[Part of a data file]
########################################

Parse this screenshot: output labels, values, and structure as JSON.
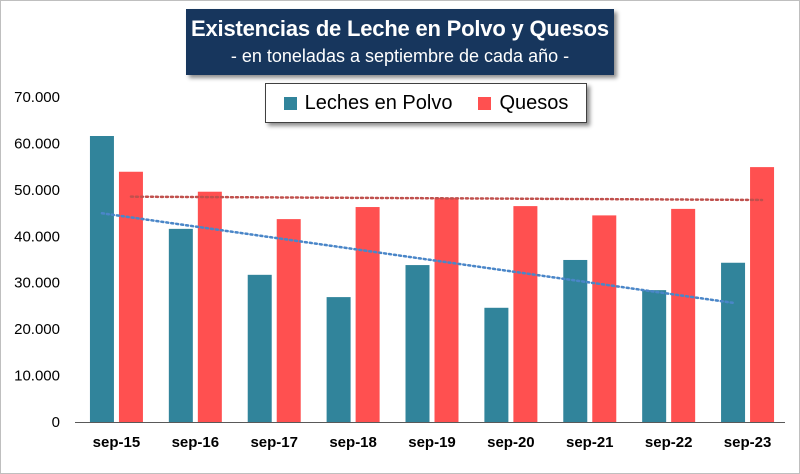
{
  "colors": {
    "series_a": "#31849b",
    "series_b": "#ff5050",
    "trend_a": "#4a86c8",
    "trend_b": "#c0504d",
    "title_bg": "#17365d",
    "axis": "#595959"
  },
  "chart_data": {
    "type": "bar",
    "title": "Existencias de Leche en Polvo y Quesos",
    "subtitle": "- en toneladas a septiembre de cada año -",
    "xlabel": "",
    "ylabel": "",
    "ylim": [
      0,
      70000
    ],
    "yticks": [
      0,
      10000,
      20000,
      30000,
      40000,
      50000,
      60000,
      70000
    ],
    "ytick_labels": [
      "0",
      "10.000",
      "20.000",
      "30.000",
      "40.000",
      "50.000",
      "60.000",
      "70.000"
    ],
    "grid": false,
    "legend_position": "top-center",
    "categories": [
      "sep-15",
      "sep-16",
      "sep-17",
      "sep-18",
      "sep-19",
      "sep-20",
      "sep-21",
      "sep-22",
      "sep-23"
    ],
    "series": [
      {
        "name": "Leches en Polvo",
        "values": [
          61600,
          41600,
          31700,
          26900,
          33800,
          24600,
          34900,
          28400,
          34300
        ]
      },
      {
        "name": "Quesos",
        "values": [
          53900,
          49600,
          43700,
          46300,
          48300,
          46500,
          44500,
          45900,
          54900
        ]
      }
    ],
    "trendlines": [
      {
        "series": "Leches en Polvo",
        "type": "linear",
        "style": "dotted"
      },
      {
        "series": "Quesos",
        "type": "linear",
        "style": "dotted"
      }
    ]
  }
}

########################################

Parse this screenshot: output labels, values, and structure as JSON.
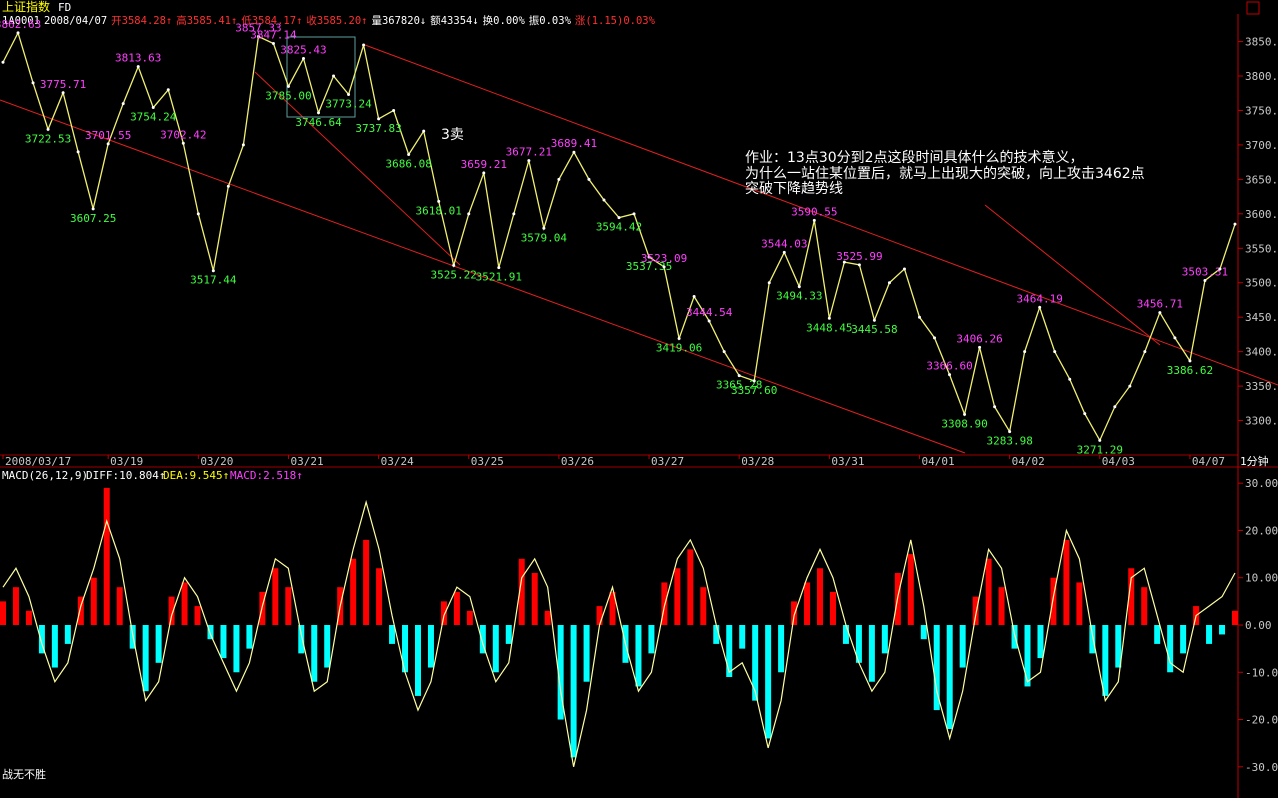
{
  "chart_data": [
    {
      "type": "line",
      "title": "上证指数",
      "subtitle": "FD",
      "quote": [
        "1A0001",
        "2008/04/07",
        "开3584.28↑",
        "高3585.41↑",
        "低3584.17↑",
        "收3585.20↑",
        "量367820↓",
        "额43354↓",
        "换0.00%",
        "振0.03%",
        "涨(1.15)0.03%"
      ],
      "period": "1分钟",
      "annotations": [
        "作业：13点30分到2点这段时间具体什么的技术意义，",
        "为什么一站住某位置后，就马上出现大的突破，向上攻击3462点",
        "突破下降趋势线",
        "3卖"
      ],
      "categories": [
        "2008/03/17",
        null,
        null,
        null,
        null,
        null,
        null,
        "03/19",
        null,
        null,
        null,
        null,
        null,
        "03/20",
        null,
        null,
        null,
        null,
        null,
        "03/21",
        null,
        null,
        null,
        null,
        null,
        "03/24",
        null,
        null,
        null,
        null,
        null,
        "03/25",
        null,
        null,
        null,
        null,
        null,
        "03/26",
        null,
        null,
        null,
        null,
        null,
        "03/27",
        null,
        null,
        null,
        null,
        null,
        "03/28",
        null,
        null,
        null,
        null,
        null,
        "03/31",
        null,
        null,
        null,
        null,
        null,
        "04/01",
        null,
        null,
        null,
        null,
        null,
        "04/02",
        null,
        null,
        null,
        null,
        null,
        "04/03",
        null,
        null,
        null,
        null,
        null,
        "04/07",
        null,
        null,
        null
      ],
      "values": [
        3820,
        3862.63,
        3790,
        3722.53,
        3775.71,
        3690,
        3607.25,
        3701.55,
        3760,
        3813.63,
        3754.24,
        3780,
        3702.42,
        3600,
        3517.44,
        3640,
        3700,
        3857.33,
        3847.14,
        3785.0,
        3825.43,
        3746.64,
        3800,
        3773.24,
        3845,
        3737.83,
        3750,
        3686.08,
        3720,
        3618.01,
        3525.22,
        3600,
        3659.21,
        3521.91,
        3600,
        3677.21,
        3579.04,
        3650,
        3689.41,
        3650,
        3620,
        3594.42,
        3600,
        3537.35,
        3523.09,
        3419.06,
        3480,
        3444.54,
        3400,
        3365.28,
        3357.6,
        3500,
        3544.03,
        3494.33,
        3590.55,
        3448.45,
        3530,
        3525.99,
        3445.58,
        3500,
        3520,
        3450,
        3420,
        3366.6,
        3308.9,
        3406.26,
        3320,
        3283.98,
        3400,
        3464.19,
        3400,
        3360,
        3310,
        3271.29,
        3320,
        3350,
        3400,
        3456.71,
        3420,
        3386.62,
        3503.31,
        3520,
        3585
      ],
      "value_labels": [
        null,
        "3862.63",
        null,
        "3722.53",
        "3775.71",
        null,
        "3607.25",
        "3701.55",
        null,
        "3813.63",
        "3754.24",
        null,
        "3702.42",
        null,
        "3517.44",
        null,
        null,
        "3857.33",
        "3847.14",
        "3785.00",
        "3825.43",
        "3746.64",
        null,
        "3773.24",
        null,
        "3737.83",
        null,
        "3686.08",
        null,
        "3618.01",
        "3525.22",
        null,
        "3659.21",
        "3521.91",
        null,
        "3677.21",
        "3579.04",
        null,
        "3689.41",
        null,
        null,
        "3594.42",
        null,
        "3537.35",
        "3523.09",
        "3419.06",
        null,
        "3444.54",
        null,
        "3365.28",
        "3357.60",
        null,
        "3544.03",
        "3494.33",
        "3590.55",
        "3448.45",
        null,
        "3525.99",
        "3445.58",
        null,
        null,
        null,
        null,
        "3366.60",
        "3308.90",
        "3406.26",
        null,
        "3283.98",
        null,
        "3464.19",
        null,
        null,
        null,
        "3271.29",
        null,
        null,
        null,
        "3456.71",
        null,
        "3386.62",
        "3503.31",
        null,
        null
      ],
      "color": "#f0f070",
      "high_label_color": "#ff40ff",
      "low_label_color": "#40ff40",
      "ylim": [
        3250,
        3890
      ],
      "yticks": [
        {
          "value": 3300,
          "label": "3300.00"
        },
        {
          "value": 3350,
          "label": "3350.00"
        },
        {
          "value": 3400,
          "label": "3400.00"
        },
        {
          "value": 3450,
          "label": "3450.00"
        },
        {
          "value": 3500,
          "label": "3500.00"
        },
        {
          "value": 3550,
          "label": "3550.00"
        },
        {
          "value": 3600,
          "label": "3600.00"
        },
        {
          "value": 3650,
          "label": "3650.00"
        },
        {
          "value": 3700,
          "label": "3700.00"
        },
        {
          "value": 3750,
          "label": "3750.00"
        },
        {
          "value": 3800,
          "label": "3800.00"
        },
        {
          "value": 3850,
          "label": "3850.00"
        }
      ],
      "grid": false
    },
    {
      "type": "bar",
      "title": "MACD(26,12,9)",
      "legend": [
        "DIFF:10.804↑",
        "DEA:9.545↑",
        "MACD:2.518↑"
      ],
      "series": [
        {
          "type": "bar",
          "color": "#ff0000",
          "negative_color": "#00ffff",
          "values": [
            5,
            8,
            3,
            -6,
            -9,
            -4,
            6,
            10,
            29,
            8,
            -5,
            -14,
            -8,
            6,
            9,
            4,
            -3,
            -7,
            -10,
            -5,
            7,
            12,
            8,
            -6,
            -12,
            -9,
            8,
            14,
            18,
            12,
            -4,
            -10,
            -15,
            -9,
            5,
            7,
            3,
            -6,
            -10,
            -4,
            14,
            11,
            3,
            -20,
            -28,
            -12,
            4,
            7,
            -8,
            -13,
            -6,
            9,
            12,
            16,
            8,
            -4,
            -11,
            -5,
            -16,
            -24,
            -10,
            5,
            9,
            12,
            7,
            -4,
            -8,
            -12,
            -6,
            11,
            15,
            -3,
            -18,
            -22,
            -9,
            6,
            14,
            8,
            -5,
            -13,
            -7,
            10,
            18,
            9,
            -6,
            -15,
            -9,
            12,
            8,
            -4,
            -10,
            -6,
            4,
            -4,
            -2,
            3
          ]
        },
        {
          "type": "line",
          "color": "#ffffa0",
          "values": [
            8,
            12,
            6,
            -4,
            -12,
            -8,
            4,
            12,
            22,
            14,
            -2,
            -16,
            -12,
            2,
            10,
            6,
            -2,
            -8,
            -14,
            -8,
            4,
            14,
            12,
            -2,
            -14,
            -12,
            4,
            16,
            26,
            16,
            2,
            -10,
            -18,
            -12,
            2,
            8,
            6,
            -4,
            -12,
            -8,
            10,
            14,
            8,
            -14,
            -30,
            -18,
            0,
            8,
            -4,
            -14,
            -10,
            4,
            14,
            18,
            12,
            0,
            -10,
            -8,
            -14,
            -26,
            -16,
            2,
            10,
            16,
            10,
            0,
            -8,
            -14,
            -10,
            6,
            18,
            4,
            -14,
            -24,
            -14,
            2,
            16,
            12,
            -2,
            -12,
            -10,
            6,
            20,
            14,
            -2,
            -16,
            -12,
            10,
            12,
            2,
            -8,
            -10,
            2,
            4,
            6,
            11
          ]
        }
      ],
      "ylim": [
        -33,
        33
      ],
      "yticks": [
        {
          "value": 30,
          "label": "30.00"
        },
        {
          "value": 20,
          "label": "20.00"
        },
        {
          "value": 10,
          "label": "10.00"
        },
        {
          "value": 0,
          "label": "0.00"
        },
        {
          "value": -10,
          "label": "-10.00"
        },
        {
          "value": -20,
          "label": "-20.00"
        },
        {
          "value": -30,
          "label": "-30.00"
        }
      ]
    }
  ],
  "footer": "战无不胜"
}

########################################

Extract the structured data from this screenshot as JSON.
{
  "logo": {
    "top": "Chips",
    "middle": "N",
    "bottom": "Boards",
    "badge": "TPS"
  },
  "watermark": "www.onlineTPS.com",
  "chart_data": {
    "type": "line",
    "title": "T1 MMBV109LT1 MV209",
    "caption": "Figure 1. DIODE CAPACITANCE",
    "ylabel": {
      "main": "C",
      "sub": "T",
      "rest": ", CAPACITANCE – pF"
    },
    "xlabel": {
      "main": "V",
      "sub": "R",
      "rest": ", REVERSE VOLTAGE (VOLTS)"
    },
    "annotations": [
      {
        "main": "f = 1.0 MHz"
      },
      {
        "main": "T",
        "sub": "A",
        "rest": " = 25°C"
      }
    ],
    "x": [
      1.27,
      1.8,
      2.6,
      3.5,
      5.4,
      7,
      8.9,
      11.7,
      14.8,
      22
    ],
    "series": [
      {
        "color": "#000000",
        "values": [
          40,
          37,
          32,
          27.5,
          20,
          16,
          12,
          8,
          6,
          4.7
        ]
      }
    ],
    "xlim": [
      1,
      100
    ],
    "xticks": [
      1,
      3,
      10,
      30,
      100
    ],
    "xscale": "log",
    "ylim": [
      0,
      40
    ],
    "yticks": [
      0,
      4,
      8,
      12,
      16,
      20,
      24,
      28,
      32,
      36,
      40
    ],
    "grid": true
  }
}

########################################

• **TASK INSTRUCTIONS**
Your answer should be a single number: the count of lines containing the word "Polvo".

• **ANSWER FOR THE TASK**
3